## Excerpt provided
######

Skip to content

MapMakerMigration

cpovirk edited this page Oct 1, 2020 · 6 revisions

MapMaker Migration

Introduction

All caching related methods on MapMaker have been deprecated in favor of similar methods in CacheBuilder, and are scheduled for upcoming deletion. Release 11.0.0 already removed evictionListener, expireAfterWrite, and expireAfterAccess. Future releases will remove makeComputingMap and expiration.

Most MapMaker use cases should be migrated to either CacheBuilder or AtomicLongMap. Specifically, cases when MapMaker is used to construct maps with AtomicLong values should generally be migrated to AtomicLongMap. Other cases where MapMaker caching functionality is used (including all uses of MapMaker.makeComputingMap(Function)) should be migrated to CacheBuilder.

######

## Given entries
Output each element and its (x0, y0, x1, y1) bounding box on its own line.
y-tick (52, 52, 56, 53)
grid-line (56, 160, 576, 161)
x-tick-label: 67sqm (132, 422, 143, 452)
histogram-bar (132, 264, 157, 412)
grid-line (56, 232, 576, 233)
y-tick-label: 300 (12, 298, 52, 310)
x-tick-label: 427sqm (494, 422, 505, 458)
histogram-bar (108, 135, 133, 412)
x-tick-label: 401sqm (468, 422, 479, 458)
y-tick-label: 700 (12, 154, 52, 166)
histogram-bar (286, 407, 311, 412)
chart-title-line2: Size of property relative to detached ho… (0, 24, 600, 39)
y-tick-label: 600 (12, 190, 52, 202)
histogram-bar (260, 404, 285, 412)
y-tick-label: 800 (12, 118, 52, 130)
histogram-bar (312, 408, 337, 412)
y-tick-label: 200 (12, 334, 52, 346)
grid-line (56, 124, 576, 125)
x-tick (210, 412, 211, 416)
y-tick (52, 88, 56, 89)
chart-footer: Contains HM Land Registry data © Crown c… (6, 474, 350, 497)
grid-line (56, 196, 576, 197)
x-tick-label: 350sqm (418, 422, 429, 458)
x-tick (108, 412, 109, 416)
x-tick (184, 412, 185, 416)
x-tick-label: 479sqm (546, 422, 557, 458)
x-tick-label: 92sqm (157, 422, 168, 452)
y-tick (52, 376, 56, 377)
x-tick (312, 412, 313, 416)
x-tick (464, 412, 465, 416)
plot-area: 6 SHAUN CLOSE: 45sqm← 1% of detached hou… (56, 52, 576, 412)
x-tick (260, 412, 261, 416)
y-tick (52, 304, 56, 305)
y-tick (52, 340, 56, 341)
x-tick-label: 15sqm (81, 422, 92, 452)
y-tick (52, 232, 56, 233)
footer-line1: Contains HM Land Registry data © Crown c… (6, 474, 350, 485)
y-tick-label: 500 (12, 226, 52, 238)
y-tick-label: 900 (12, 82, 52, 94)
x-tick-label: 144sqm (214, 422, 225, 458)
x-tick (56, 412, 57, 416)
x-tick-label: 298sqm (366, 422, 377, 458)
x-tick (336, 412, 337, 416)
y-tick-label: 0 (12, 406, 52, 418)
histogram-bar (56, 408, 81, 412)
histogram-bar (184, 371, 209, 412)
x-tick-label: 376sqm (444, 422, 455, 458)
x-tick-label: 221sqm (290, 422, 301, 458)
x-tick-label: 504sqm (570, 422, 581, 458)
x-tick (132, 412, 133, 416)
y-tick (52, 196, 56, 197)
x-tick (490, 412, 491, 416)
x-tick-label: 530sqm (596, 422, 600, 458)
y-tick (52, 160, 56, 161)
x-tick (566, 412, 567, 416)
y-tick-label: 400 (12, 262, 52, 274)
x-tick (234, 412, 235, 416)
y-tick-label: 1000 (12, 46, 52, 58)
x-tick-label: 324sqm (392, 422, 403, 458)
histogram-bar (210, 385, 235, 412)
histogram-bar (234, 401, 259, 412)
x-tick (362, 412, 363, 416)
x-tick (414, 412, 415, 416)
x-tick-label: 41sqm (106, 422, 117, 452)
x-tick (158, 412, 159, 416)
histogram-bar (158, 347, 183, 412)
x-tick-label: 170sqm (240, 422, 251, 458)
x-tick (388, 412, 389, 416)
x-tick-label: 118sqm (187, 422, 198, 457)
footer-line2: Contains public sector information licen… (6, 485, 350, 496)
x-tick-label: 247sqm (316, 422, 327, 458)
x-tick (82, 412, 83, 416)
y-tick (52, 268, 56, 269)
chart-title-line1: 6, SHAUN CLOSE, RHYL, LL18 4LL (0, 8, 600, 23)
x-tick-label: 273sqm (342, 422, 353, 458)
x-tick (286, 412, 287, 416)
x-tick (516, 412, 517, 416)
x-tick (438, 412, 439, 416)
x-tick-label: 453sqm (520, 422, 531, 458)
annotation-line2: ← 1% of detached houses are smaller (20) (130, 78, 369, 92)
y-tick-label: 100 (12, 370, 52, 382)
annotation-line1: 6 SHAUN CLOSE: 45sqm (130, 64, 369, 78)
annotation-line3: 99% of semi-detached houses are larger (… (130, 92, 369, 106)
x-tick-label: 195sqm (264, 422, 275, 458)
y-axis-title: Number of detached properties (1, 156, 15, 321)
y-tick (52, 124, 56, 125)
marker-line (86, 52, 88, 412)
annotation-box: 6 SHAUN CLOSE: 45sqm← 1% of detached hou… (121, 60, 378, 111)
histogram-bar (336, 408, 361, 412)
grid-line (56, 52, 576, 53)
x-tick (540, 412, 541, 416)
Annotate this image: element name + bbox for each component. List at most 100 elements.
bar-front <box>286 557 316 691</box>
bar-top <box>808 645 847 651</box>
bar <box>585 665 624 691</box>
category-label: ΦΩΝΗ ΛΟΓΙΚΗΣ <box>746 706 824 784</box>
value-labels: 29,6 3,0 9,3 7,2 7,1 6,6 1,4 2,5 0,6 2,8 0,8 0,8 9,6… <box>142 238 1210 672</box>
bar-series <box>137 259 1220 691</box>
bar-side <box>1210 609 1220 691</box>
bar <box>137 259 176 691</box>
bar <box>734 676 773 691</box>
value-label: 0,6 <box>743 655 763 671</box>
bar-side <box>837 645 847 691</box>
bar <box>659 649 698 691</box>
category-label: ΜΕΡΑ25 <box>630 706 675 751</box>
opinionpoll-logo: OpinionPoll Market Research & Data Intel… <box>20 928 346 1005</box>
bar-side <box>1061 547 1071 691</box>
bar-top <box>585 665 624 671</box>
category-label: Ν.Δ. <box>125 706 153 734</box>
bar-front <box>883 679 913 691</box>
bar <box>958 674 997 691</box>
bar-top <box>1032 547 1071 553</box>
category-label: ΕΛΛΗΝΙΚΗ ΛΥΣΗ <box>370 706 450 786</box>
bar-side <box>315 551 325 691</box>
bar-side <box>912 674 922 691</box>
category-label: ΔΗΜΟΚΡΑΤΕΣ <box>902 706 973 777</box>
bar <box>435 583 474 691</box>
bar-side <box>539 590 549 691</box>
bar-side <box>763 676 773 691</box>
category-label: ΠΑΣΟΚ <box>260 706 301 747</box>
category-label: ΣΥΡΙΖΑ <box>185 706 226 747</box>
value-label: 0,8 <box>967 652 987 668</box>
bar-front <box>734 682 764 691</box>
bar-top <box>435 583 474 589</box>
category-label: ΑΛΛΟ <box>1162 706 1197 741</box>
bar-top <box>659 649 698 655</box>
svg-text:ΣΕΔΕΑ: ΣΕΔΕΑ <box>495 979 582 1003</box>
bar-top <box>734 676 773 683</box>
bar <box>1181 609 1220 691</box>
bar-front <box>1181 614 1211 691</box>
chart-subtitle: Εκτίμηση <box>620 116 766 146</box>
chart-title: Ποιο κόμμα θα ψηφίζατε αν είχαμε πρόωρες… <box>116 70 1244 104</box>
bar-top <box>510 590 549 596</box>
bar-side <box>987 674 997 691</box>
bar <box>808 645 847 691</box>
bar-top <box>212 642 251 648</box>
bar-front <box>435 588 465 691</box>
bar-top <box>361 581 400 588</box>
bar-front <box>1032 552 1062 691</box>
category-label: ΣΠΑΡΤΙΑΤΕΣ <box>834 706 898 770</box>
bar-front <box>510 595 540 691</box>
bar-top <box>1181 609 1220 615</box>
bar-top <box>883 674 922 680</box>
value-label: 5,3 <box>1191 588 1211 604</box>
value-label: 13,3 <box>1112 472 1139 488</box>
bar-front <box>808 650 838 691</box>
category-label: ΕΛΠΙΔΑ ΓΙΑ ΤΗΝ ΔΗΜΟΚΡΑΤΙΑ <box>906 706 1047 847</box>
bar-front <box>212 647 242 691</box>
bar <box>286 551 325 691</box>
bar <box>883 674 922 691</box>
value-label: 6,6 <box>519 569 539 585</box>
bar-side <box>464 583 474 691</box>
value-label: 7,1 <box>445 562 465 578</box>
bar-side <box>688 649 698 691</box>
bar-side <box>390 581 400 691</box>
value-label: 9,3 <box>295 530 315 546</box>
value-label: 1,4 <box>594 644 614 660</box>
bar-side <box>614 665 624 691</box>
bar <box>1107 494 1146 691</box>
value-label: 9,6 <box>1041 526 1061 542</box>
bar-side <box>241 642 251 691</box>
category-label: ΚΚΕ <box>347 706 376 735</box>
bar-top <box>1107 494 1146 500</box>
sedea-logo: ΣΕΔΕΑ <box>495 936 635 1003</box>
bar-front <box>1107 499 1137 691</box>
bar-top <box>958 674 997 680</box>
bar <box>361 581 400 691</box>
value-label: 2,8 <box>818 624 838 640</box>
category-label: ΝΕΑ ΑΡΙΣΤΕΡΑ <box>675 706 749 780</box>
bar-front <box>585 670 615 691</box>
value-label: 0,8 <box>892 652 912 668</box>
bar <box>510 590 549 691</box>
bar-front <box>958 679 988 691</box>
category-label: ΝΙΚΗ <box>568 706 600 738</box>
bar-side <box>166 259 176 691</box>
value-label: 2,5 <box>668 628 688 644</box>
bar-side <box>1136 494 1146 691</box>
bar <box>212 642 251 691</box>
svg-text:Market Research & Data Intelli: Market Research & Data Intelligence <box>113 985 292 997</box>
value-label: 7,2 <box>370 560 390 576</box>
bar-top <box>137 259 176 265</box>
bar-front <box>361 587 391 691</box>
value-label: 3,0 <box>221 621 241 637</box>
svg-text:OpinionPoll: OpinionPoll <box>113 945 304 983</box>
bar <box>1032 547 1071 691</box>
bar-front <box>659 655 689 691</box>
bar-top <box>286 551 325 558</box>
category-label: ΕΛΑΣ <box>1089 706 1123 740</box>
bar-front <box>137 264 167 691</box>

######

## Problem 1
Set down the part of the MapMaker migration page above from "cpovirk edited this" to "migrated to CacheBuilder.", word for word.
## Problem 2
According to the MapMaker migration page, which methods did Release 11.0.0 remove?

## Response 1
cpovirk edited this page Oct 1, 2020 · 6 revisions

MapMaker Migration

Introduction

All caching related methods on MapMaker have been deprecated in favor of similar methods in CacheBuilder, and are scheduled for upcoming deletion. Release 11.0.0 already removed evictionListener, expireAfterWrite, and expireAfterAccess. Future releases will remove makeComputingMap and expiration.

Most MapMaker use cases should be migrated to either CacheBuilder or AtomicLongMap. Specifically, cases when MapMaker is used to construct maps with AtomicLong values should generally be migrated to AtomicLongMap. Other cases where MapMaker caching functionality is used (including all uses of MapMaker.makeComputingMap(Function)) should be migrated to CacheBuilder.

## Response 2
evictionListener, expireAfterWrite, and expireAfterAccess.